- [DATA]
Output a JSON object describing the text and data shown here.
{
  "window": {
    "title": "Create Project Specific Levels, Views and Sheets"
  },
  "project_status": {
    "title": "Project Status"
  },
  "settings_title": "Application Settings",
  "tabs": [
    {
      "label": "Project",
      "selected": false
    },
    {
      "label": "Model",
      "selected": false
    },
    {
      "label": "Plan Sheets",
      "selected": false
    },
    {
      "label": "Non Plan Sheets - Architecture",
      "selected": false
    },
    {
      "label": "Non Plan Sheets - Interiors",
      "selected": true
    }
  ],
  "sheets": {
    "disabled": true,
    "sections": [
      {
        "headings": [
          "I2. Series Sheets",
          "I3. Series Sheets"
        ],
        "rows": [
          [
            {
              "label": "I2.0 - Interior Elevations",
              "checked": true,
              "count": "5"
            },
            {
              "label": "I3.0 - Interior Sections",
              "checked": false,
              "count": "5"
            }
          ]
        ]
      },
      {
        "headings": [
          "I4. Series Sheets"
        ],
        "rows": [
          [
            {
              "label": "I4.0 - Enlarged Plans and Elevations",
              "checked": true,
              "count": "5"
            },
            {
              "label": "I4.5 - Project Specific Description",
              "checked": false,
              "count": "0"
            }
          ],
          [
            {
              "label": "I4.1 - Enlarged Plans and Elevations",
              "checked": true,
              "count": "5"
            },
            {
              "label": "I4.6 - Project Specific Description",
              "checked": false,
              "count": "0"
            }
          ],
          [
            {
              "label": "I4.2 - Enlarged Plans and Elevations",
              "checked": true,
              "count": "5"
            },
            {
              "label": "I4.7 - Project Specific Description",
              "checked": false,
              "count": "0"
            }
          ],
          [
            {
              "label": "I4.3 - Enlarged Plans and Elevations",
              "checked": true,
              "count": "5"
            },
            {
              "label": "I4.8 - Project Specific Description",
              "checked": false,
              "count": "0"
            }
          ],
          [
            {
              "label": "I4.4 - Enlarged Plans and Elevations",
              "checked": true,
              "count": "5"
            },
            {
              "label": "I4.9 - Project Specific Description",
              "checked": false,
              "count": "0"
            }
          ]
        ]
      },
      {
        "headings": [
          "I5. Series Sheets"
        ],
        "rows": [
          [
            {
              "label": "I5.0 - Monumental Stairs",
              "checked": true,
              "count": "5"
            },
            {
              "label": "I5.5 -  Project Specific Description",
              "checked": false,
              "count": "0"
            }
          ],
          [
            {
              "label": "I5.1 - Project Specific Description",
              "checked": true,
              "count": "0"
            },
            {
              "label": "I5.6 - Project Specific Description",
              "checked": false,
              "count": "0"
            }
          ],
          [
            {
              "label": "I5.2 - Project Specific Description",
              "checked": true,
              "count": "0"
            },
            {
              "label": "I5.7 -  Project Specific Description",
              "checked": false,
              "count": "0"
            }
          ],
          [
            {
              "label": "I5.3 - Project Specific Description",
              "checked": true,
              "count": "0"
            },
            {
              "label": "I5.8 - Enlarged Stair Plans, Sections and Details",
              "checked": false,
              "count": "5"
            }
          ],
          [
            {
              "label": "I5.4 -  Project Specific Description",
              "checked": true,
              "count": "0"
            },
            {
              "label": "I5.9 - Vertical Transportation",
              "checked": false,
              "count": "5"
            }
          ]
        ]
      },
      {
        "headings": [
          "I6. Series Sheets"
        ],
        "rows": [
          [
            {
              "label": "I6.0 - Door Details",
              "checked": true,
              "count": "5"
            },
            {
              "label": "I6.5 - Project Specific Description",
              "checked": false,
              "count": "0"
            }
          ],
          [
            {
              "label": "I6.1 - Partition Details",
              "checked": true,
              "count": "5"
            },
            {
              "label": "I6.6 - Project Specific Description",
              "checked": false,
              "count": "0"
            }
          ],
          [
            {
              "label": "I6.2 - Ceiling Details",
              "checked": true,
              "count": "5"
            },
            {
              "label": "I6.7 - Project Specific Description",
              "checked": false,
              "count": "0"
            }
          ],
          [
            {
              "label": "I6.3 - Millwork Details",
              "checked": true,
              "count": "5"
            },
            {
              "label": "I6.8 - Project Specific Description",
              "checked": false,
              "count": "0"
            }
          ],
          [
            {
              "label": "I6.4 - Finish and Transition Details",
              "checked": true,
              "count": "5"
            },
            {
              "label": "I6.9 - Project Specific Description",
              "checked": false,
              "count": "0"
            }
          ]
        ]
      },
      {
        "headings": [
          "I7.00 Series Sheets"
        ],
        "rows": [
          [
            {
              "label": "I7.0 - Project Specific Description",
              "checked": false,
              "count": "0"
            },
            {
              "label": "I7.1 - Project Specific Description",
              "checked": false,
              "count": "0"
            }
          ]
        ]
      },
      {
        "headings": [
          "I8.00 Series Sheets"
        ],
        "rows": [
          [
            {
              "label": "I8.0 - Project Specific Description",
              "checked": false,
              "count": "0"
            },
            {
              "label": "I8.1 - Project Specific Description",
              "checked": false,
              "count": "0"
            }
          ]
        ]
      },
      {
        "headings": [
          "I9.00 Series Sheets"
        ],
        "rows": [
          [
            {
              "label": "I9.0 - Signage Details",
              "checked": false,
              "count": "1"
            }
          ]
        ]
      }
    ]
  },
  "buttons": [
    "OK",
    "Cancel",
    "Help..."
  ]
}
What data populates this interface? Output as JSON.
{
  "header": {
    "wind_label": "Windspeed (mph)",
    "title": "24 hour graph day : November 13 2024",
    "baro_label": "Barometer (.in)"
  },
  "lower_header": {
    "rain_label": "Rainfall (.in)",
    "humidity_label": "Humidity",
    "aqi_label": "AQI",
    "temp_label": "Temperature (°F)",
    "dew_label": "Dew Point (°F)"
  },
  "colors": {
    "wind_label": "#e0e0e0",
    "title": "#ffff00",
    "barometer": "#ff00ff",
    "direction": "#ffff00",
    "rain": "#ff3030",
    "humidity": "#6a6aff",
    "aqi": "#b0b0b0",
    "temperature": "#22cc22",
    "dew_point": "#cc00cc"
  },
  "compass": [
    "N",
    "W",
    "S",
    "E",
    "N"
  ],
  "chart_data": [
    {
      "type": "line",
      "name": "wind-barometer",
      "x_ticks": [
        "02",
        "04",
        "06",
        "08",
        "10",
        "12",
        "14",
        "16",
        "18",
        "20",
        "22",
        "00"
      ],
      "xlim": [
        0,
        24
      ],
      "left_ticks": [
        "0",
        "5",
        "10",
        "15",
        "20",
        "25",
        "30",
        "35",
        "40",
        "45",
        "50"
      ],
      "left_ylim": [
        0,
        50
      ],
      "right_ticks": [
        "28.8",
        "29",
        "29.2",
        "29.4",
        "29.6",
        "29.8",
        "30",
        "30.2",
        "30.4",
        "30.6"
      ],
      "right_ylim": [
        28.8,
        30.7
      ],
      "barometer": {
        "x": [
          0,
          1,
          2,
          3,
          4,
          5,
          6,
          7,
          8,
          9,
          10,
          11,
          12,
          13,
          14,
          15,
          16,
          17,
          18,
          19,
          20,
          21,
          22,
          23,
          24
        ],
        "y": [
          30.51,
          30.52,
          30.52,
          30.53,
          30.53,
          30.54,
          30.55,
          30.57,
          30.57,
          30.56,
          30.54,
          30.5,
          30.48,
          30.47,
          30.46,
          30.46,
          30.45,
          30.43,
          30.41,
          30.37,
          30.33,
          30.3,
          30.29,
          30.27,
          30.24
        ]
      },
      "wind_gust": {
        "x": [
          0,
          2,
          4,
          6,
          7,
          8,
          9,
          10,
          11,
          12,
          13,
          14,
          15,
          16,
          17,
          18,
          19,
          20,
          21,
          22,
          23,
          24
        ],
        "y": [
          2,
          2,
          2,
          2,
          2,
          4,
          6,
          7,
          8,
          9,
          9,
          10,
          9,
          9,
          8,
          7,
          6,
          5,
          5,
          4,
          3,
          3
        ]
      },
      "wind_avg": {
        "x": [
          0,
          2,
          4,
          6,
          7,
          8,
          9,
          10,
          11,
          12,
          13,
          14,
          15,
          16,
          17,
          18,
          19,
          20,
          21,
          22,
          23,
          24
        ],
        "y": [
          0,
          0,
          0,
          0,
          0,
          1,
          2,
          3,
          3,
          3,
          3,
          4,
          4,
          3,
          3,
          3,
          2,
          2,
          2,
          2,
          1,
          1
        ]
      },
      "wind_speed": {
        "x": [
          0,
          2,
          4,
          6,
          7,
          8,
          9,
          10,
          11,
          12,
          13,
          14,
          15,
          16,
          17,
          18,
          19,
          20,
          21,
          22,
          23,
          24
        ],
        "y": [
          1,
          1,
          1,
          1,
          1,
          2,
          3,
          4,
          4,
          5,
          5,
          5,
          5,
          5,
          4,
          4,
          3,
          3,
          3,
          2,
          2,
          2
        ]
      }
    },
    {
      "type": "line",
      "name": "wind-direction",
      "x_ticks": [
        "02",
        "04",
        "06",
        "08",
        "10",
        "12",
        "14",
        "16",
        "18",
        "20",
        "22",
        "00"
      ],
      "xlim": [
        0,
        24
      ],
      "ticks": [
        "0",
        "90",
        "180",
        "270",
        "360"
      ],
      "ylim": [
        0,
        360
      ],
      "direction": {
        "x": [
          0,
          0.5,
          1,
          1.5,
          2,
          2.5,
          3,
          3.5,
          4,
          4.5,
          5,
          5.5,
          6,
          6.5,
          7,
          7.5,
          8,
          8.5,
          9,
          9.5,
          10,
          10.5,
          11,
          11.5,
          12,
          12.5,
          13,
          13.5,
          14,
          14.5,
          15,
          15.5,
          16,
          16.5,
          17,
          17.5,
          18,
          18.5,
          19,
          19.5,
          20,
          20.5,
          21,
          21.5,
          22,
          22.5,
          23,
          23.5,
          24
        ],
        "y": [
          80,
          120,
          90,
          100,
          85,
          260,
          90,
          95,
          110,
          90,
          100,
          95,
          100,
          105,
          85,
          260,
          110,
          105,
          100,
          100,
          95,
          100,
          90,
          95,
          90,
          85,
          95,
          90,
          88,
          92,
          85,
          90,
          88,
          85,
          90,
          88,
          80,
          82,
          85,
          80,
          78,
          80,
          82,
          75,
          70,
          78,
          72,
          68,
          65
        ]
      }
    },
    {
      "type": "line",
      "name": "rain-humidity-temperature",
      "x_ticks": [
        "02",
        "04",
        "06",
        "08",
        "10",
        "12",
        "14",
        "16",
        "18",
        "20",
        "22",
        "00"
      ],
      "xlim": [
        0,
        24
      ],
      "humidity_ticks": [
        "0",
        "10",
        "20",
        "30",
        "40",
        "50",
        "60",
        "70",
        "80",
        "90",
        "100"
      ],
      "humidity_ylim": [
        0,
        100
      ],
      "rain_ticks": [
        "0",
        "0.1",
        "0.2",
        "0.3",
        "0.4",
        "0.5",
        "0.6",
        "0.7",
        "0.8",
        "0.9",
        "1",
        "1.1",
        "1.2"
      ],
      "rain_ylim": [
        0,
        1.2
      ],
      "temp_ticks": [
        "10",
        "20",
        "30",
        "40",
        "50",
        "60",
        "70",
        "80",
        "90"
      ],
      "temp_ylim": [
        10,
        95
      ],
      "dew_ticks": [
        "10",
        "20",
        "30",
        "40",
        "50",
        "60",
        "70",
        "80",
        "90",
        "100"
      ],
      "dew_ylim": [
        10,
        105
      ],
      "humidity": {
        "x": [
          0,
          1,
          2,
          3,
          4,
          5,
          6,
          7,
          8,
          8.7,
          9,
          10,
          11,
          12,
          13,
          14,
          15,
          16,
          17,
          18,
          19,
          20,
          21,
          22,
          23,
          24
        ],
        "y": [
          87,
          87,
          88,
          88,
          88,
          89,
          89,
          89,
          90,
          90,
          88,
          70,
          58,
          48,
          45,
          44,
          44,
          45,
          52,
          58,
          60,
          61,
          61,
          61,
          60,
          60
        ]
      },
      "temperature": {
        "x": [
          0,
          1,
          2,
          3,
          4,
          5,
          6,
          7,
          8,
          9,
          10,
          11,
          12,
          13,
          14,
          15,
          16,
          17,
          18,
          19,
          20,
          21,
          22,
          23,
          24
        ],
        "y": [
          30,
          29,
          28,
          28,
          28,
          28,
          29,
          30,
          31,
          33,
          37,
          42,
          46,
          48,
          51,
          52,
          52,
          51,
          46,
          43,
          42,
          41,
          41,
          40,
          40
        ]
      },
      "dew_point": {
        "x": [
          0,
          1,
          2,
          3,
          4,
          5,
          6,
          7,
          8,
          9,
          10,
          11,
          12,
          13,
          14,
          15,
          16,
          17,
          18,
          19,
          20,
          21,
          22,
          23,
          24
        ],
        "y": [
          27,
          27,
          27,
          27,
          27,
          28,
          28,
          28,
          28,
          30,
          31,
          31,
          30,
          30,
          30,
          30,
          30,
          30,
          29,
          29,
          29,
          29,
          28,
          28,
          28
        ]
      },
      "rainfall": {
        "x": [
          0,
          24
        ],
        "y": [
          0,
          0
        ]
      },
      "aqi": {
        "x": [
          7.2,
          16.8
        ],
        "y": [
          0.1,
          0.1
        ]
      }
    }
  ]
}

- [TASK DETAILS]
Check every line of the data above for the string "Plans", and copy those that have it.

- [FINISHED TASK]
              "label": "I4.0 - Enlarged Plans and Elevations",
              "label": "I4.1 - Enlarged Plans and Elevations",
              "label": "I4.2 - Enlarged Plans and Elevations",
              "label": "I4.3 - Enlarged Plans and Elevations",
              "label": "I4.4 - Enlarged Plans and Elevations",
              "label": "I5.8 - Enlarged Stair Plans, Sections and Details",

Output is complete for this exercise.